> **Aim**:
Below is a listing; copy all of it exactly.
----
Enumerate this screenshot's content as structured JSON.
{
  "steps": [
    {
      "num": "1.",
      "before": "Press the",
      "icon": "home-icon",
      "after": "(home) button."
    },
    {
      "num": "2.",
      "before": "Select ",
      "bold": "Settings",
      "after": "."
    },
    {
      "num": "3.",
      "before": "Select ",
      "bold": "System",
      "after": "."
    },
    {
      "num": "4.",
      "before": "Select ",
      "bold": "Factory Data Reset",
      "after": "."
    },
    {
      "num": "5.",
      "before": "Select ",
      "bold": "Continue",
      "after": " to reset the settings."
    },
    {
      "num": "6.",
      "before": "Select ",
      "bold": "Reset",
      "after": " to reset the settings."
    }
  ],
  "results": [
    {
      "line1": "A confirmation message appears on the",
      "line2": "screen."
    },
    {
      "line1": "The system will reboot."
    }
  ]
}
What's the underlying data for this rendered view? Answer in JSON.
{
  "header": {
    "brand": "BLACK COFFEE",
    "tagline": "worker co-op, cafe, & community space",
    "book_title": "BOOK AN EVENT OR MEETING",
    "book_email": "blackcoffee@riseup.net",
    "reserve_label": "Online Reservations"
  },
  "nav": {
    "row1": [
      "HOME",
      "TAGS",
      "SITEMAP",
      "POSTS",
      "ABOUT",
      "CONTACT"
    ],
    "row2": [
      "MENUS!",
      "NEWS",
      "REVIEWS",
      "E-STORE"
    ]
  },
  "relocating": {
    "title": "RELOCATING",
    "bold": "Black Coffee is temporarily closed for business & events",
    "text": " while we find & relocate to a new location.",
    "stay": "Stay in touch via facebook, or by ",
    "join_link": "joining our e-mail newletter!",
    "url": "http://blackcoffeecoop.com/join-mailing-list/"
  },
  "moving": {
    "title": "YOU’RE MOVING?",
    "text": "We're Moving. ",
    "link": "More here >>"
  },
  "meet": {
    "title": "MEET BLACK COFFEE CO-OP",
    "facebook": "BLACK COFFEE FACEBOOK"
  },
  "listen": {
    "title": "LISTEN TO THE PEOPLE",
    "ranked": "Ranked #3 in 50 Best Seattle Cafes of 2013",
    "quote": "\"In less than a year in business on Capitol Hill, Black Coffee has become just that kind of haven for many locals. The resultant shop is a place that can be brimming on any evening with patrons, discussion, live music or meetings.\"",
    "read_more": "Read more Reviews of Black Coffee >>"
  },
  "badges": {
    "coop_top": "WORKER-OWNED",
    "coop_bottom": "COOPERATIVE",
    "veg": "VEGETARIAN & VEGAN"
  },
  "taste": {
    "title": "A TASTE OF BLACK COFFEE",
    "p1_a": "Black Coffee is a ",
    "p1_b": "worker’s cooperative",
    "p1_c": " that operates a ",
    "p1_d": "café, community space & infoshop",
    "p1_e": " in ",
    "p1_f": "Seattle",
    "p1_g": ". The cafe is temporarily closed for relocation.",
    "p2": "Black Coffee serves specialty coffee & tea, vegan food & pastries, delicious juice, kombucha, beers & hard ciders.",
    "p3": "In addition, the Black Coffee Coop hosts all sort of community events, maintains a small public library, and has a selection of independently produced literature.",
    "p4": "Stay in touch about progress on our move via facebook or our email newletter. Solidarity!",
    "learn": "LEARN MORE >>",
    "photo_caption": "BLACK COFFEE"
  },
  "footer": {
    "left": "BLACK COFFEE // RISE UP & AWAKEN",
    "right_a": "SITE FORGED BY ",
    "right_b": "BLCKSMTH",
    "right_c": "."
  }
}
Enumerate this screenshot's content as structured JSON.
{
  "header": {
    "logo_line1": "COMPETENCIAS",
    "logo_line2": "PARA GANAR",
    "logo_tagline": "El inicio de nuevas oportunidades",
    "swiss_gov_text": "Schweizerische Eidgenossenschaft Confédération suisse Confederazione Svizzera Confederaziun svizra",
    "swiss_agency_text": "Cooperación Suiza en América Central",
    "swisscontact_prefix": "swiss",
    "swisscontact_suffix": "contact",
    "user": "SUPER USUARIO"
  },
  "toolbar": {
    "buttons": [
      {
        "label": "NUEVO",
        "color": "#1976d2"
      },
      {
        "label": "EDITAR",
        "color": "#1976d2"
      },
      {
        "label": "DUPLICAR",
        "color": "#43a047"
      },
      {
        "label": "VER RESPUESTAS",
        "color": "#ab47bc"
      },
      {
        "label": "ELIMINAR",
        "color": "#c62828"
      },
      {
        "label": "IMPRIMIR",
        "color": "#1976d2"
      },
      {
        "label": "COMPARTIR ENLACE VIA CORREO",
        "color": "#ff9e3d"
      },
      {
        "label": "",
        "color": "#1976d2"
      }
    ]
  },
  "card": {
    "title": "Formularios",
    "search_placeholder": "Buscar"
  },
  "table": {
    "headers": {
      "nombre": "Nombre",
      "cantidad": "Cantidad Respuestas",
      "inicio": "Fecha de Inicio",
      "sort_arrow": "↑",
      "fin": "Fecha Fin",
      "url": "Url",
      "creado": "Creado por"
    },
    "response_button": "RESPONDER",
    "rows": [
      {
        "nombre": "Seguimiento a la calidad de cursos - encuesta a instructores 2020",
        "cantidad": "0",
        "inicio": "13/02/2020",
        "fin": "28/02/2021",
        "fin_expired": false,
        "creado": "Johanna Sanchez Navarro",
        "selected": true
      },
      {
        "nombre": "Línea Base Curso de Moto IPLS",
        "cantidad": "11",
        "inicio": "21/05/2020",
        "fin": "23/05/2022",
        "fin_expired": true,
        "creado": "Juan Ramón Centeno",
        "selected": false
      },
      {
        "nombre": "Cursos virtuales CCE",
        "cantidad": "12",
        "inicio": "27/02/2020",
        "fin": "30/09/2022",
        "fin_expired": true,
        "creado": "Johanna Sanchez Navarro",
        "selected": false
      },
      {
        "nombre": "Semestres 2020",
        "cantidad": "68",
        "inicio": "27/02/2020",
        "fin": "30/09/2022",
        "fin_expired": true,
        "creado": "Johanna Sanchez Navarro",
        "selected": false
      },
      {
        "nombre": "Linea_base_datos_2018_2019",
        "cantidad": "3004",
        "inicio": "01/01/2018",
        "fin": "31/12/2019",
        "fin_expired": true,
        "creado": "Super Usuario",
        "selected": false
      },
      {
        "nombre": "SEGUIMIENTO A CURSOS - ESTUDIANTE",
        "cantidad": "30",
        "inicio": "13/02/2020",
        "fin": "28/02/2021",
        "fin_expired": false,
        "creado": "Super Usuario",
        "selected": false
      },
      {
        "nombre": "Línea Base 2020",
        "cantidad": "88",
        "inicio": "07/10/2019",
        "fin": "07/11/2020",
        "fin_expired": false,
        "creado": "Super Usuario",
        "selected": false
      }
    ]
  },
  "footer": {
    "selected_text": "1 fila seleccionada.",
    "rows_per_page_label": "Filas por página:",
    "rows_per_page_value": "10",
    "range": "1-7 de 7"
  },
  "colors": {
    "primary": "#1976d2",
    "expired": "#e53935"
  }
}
----
> **Answer to this problem**:
Enumerate this screenshot's content as structured JSON.
{
  "steps": [
    {
      "num": "1.",
      "before": "Press the",
      "icon": "home-icon",
      "after": "(home) button."
    },
    {
      "num": "2.",
      "before": "Select ",
      "bold": "Settings",
      "after": "."
    },
    {
      "num": "3.",
      "before": "Select ",
      "bold": "System",
      "after": "."
    },
    {
      "num": "4.",
      "before": "Select ",
      "bold": "Factory Data Reset",
      "after": "."
    },
    {
      "num": "5.",
      "before": "Select ",
      "bold": "Continue",
      "after": " to reset the settings."
    },
    {
      "num": "6.",
      "before": "Select ",
      "bold": "Reset",
      "after": " to reset the settings."
    }
  ],
  "results": [
    {
      "line1": "A confirmation message appears on the",
      "line2": "screen."
    },
    {
      "line1": "The system will reboot."
    }
  ]
}
What's the underlying data for this rendered view? Answer in JSON.
{
  "header": {
    "brand": "BLACK COFFEE",
    "tagline": "worker co-op, cafe, & community space",
    "book_title": "BOOK AN EVENT OR MEETING",
    "book_email": "blackcoffee@riseup.net",
    "reserve_label": "Online Reservations"
  },
  "nav": {
    "row1": [
      "HOME",
      "TAGS",
      "SITEMAP",
      "POSTS",
      "ABOUT",
      "CONTACT"
    ],
    "row2": [
      "MENUS!",
      "NEWS",
      "REVIEWS",
      "E-STORE"
    ]
  },
  "relocating": {
    "title": "RELOCATING",
    "bold": "Black Coffee is temporarily closed for business & events",
    "text": " while we find & relocate to a new location.",
    "stay": "Stay in touch via facebook, or by ",
    "join_link": "joining our e-mail newletter!",
    "url": "http://blackcoffeecoop.com/join-mailing-list/"
  },
  "moving": {
    "title": "YOU’RE MOVING?",
    "text": "We're Moving. ",
    "link": "More here >>"
  },
  "meet": {
    "title": "MEET BLACK COFFEE CO-OP",
    "facebook": "BLACK COFFEE FACEBOOK"
  },
  "listen": {
    "title": "LISTEN TO THE PEOPLE",
    "ranked": "Ranked #3 in 50 Best Seattle Cafes of 2013",
    "quote": "\"In less than a year in business on Capitol Hill, Black Coffee has become just that kind of haven for many locals. The resultant shop is a place that can be brimming on any evening with patrons, discussion, live music or meetings.\"",
    "read_more": "Read more Reviews of Black Coffee >>"
  },
  "badges": {
    "coop_top": "WORKER-OWNED",
    "coop_bottom": "COOPERATIVE",
    "veg": "VEGETARIAN & VEGAN"
  },
  "taste": {
    "title": "A TASTE OF BLACK COFFEE",
    "p1_a": "Black Coffee is a ",
    "p1_b": "worker’s cooperative",
    "p1_c": " that operates a ",
    "p1_d": "café, community space & infoshop",
    "p1_e": " in ",
    "p1_f": "Seattle",
    "p1_g": ". The cafe is temporarily closed for relocation.",
    "p2": "Black Coffee serves specialty coffee & tea, vegan food & pastries, delicious juice, kombucha, beers & hard ciders.",
    "p3": "In addition, the Black Coffee Coop hosts all sort of community events, maintains a small public library, and has a selection of independently produced literature.",
    "p4": "Stay in touch about progress on our move via facebook or our email newletter. Solidarity!",
    "learn": "LEARN MORE >>",
    "photo_caption": "BLACK COFFEE"
  },
  "footer": {
    "left": "BLACK COFFEE // RISE UP & AWAKEN",
    "right_a": "SITE FORGED BY ",
    "right_b": "BLCKSMTH",
    "right_c": "."
  }
}
Enumerate this screenshot's content as structured JSON.
{
  "header": {
    "logo_line1": "COMPETENCIAS",
    "logo_line2": "PARA GANAR",
    "logo_tagline": "El inicio de nuevas oportunidades",
    "swiss_gov_text": "Schweizerische Eidgenossenschaft Confédération suisse Confederazione Svizzera Confederaziun svizra",
    "swiss_agency_text": "Cooperación Suiza en América Central",
    "swisscontact_prefix": "swiss",
    "swisscontact_suffix": "contact",
    "user": "SUPER USUARIO"
  },
  "toolbar": {
    "buttons": [
      {
        "label": "NUEVO",
        "color": "#1976d2"
      },
      {
        "label": "EDITAR",
        "color": "#1976d2"
      },
      {
        "label": "DUPLICAR",
        "color": "#43a047"
      },
      {
        "label": "VER RESPUESTAS",
        "color": "#ab47bc"
      },
      {
        "label": "ELIMINAR",
        "color": "#c62828"
      },
      {
        "label": "IMPRIMIR",
        "color": "#1976d2"
      },
      {
        "label": "COMPARTIR ENLACE VIA CORREO",
        "color": "#ff9e3d"
      },
      {
        "label": "",
        "color": "#1976d2"
      }
    ]
  },
  "card": {
    "title": "Formularios",
    "search_placeholder": "Buscar"
  },
  "table": {
    "headers": {
      "nombre": "Nombre",
      "cantidad": "Cantidad Respuestas",
      "inicio": "Fecha de Inicio",
      "sort_arrow": "↑",
      "fin": "Fecha Fin",
      "url": "Url",
      "creado": "Creado por"
    },
    "response_button": "RESPONDER",
    "rows": [
      {
        "nombre": "Seguimiento a la calidad de cursos - encuesta a instructores 2020",
        "cantidad": "0",
        "inicio": "13/02/2020",
        "fin": "28/02/2021",
        "fin_expired": false,
        "creado": "Johanna Sanchez Navarro",
        "selected": true
      },
      {
        "nombre": "Línea Base Curso de Moto IPLS",
        "cantidad": "11",
        "inicio": "21/05/2020",
        "fin": "23/05/2022",
        "fin_expired": true,
        "creado": "Juan Ramón Centeno",
        "selected": false
      },
      {
        "nombre": "Cursos virtuales CCE",
        "cantidad": "12",
        "inicio": "27/02/2020",
        "fin": "30/09/2022",
        "fin_expired": true,
        "creado": "Johanna Sanchez Navarro",
        "selected": false
      },
      {
        "nombre": "Semestres 2020",
        "cantidad": "68",
        "inicio": "27/02/2020",
        "fin": "30/09/2022",
        "fin_expired": true,
        "creado": "Johanna Sanchez Navarro",
        "selected": false
      },
      {
        "nombre": "Linea_base_datos_2018_2019",
        "cantidad": "3004",
        "inicio": "01/01/2018",
        "fin": "31/12/2019",
        "fin_expired": true,
        "creado": "Super Usuario",
        "selected": false
      },
      {
        "nombre": "SEGUIMIENTO A CURSOS - ESTUDIANTE",
        "cantidad": "30",
        "inicio": "13/02/2020",
        "fin": "28/02/2021",
        "fin_expired": false,
        "creado": "Super Usuario",
        "selected": false
      },
      {
        "nombre": "Línea Base 2020",
        "cantidad": "88",
        "inicio": "07/10/2019",
        "fin": "07/11/2020",
        "fin_expired": false,
        "creado": "Super Usuario",
        "selected": false
      }
    ]
  },
  "footer": {
    "selected_text": "1 fila seleccionada.",
    "rows_per_page_label": "Filas por página:",
    "rows_per_page_value": "10",
    "range": "1-7 de 7"
  },
  "colors": {
    "primary": "#1976d2",
    "expired": "#e53935"
  }
}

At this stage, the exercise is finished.